▸ **Material to process**:
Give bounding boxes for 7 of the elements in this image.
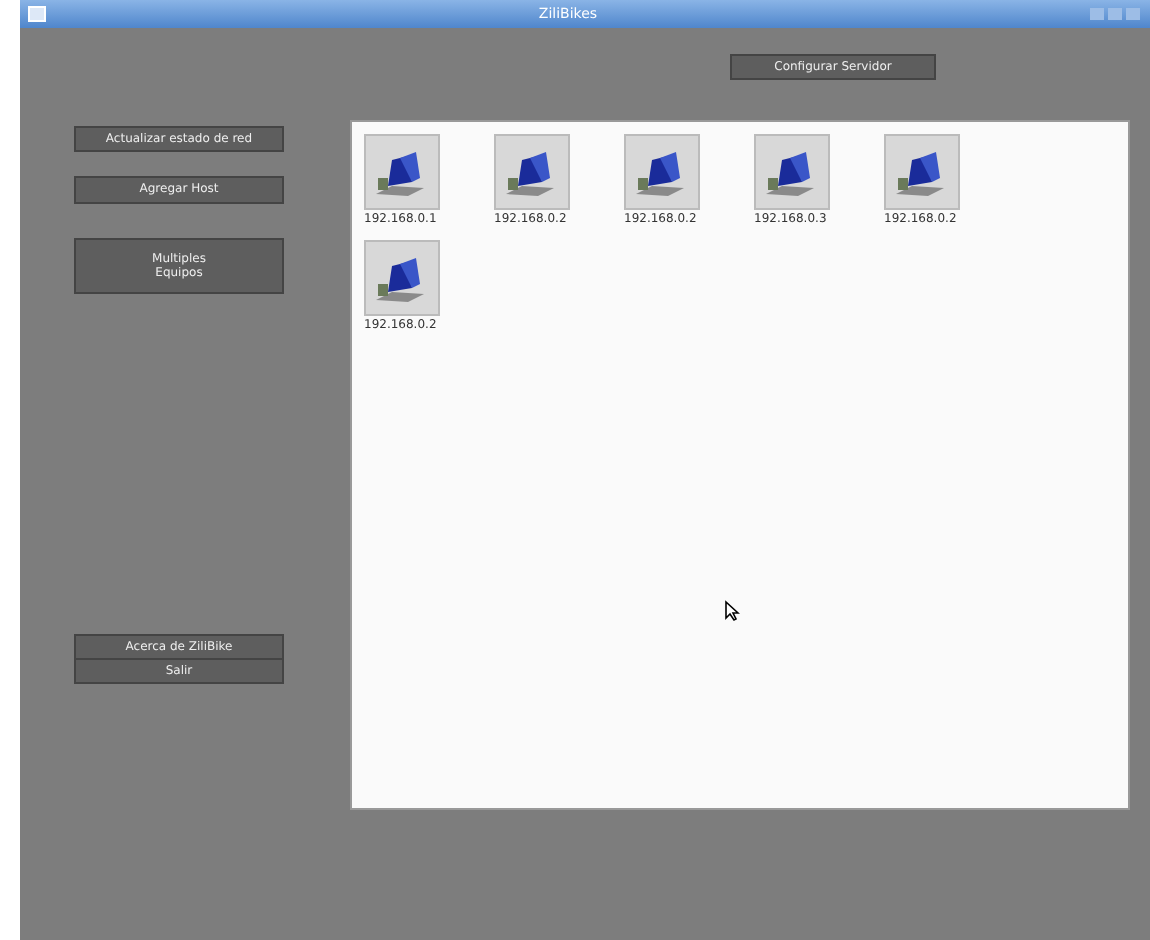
- computer-icon[interactable]: [494, 134, 570, 210]
- computer-icon[interactable]: [364, 240, 440, 316]
- computer-icon[interactable]: [624, 134, 700, 210]
- computer-icon[interactable]: [754, 134, 830, 210]
- computer-icon[interactable]: [364, 134, 440, 210]
- mouse-pointer-icon: [724, 600, 740, 622]
- computer-icon[interactable]: [884, 134, 960, 210]
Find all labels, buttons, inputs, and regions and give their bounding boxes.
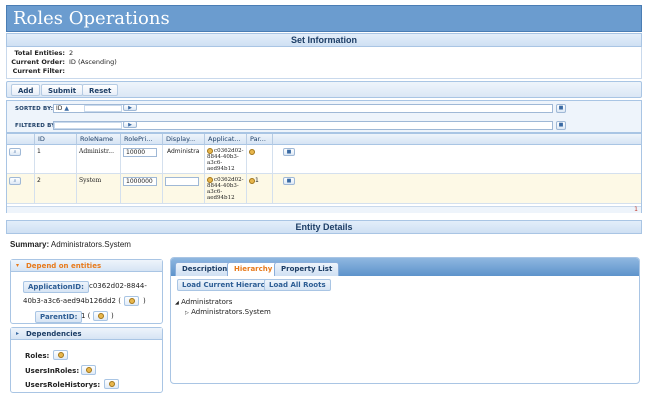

▸ **Goal**:
Return each of the lines above that contains the string "boxes". Case counts.

▸ **Response**:
Give bounding boxes for 7 of the elements in this image.
Find all labels, buttons, inputs, and regions and give their bounding boxes.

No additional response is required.